====== Supplied text ======

Feynman’s Technique is Unstoppable!!! | Fresnel Integrals

Awesome evaluation. Really enjoyed this video.

mohandoshi

It has also just occurred to me that I didn’t explicitly state the integrals we will be solving, we are trying to solve Sin(x^2) and Cos(x^2)

Jagoalexander

nice! By the way, what’s the song in the beginning?

ivan-nmxn

Hey there, loved the part where you substitute the (2t*exponential) by the derivative, really reminded me of solving for the expectation value of x^2 in the introductory QM, but in this case specifically is taking the derivative with respect to t justified, as u has a t dependence itself (u=x/t) so the derivative also acts on it, doesn't it? Otherwise - great video!

heyathereboi

Nice video i knew it this prob is going to solve by fey.. method but i was stuck into some steps.you explained well now i understood where i was making mistake.😊

abhinavjuly

When you plugged in I(0) wouldnt it also make U zero since it is a function of I?

NickNicholas

I’m missing that last bit…. How did the imaginary bit (attributed to sin) become real? What happened to the “ i “ in the last step?

YaleQuatts

Can you explain 5:47, why did the derivative of the integral simplify so easily.

======

Objectives:
1 > Reproduce the Fresnel integrals thread between "Hey there, loved" and "function of I?", inclusive.
2 > Continue the Fresnel integrals thread past its final comment.
The records that follow have no connection to the Fresnel integrals thread.

====== Supplied records ======

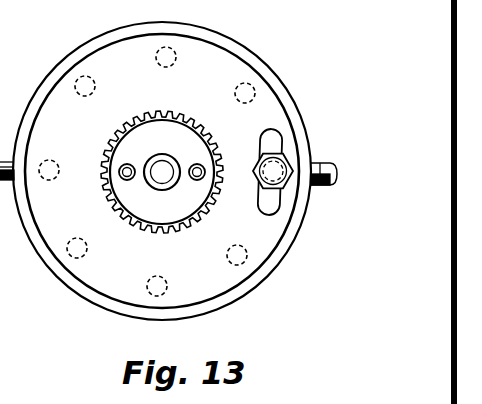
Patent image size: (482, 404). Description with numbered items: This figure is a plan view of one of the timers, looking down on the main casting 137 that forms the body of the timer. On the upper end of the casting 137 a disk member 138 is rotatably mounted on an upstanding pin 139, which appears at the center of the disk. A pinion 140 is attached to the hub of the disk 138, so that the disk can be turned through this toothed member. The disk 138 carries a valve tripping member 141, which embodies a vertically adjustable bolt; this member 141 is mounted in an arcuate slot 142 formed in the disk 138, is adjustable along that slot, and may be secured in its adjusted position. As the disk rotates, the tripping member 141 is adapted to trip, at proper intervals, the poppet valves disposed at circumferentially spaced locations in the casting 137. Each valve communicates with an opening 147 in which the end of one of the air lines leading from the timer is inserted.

The main casting 137 is at (54, 277).
The disk member 138 is at (88, 287).
The upstanding pin 139 is at (162, 170).
The pinion 140 is at (158, 223).
The valve tripping member 141 is at (258, 185).
The arcuate slot 142 is at (272, 143).
The opening 147 is at (318, 187).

======

Results:
1 >
Hey there, loved the part where you substitute the (2t*exponential) by the derivative, really reminded me of solving for the expectation value of x^2 in the introductory QM, but in this case specifically is taking the derivative with respect to t justified, as u has a t dependence itself (u=x/t) so the derivative also acts on it, doesn't it? Otherwise - great video!

heyathereboi

Nice video i knew it this prob is going to solve by fey.. method but i was stuck into some steps.you explained well now i understood where i was making mistake.😊

abhinavjuly

When you plugged in I(0) wouldnt it also make U zero since it is a function of I?

2 >
philipframpton

I don’t see how the integral goes to zero when you take the infinite limit. If the i wasn’t in the exponential it definitely would, but with the i you would just get oscillations. The integral of the magnitude as far as I can tell doesn’t go to zero either.

christoffel

Hey man, you should give a good argument on why you only took the principle square root. Other than that good video

BoringExtrovert

The root of « i »?? Is it a problem no?

marceskandar

When a SIN is extended to infinity its area is equal to the COS, just looking at the waveform. Having the first peak of the curve at 0 or at 1, at the infinity doesn't change anything. Am I wrong?

lucapolidori

Couldn't we just say I = Im \int^{\infty}_{0} dx e^-x^2/i = Im 1/2 √(pi i), (using the result for integrating a Gaussian) = √(pi)/2 Im e^(i pi/4) = √(pi)/2 sin(pi/4) = √(pi)/2 (1/√2) = √(pi/8)?

RashmiRay-cy

Nice work. By the way, "Fresnel" is pronounced "fre-NELL" not "FRES-nel"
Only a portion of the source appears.